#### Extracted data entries
>> start
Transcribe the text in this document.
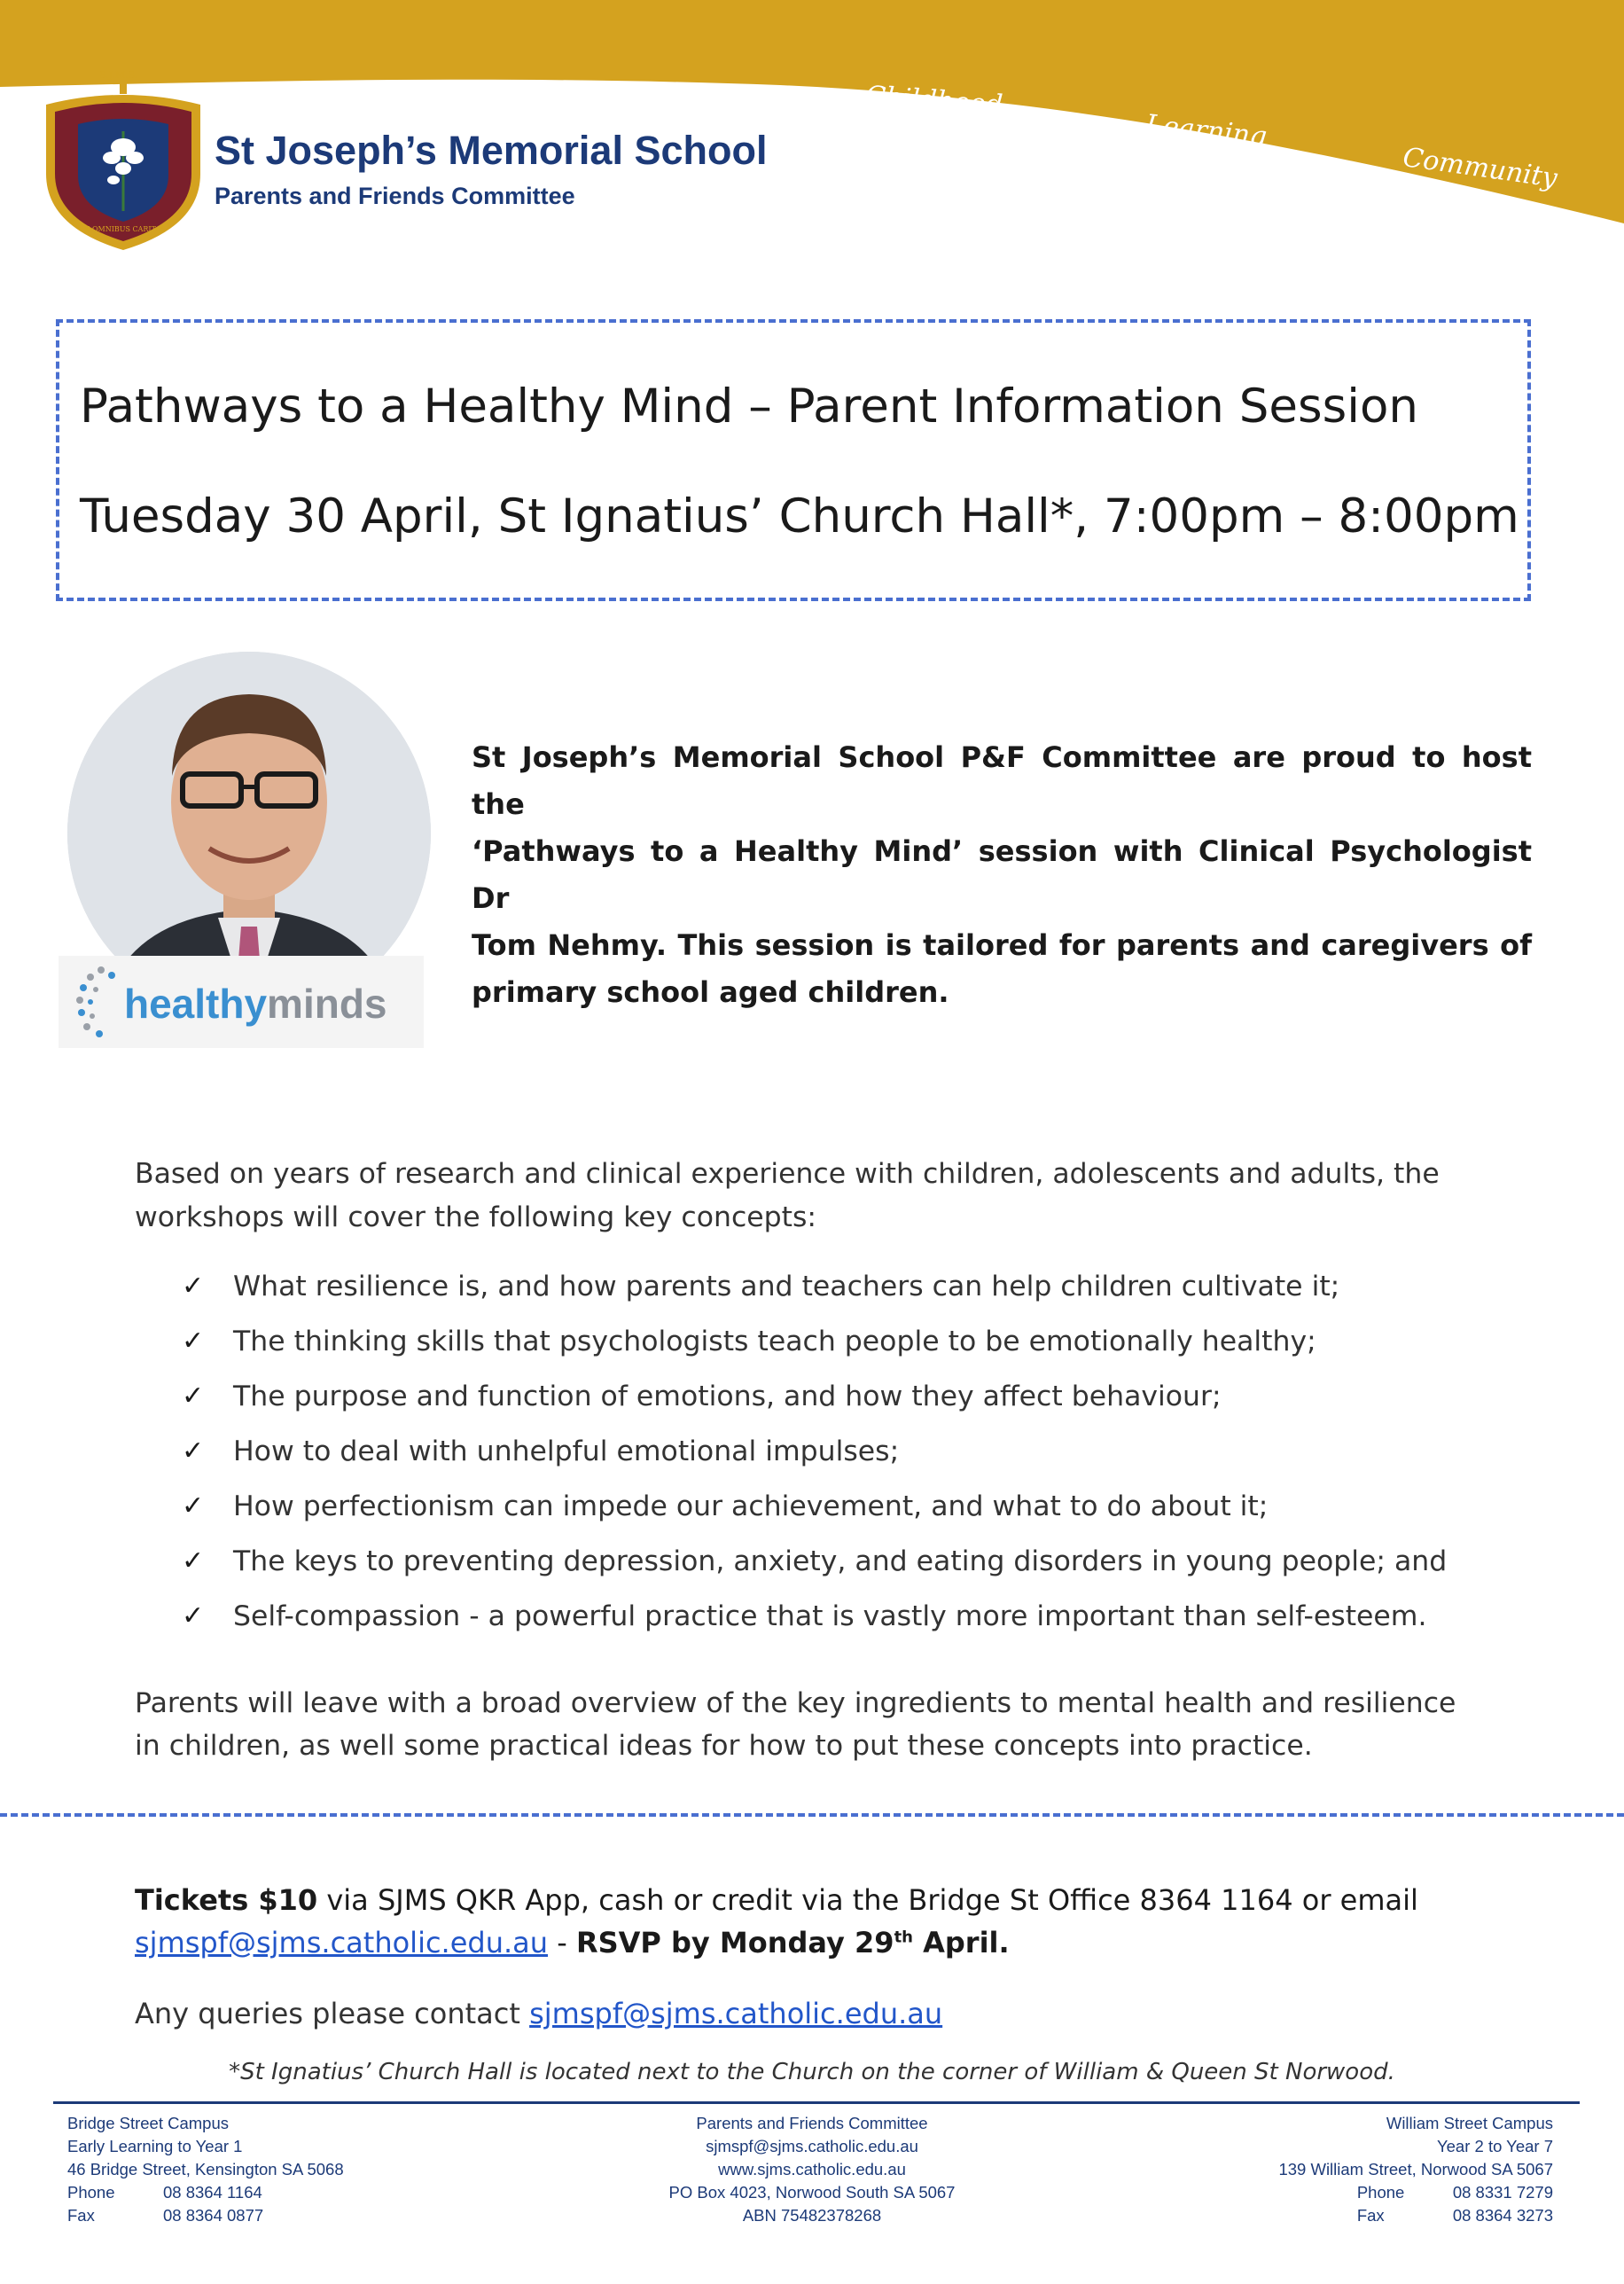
S.J.M.S.
IN OMNIBUS CARITAS
St Joseph’s Memorial School
Parents and Friends Committee
Childhood
Learning
Community
Pathways to a Healthy Mind – Parent Information Session
Tuesday 30 April, St Ignatius’ Church Hall*, 7:00pm – 8:00pm
healthyminds
St Joseph’s Memorial School P&F Committee are proud to host the
‘Pathways to a Healthy Mind’ session with Clinical Psychologist Dr
Tom Nehmy. This session is tailored for parents and caregivers of
primary school aged children.
Based on years of research and clinical experience with children, adolescents and adults, the
workshops will cover the following key concepts:
✓ What resilience is, and how parents and teachers can help children cultivate it;
✓ The thinking skills that psychologists teach people to be emotionally healthy;
✓ The purpose and function of emotions, and how they affect behaviour;
✓ How to deal with unhelpful emotional impulses;
✓ How perfectionism can impede our achievement, and what to do about it;
✓ The keys to preventing depression, anxiety, and eating disorders in young people; and
✓ Self-compassion - a powerful practice that is vastly more important than self-esteem.
Parents will leave with a broad overview of the key ingredients to mental health and resilience
in children, as well some practical ideas for how to put these concepts into practice.
Tickets $10 via SJMS QKR App, cash or credit via the Bridge St Office 8364 1164 or email
sjmspf@sjms.catholic.edu.au - RSVP by Monday 29th April.
Any queries please contact sjmspf@sjms.catholic.edu.au
*St Ignatius’ Church Hall is located next to the Church on the corner of William & Queen St Norwood.
Bridge Street Campus
Early Learning to Year 1
46 Bridge Street, Kensington SA 5068
Phone	08 8364 1164
Fax	08 8364 0877
Parents and Friends Committee
sjmspf@sjms.catholic.edu.au
www.sjms.catholic.edu.au
PO Box 4023, Norwood South SA 5067
ABN 75482378268
William Street Campus
Year 2 to Year 7
139 William Street, Norwood SA 5067
Phone	08 8331 7279
Fax	08 8364 3273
>> end
#### Task objective
Count every line in the data that contains the word "Memorial", then give that count and nothing else.

#### Complete response
2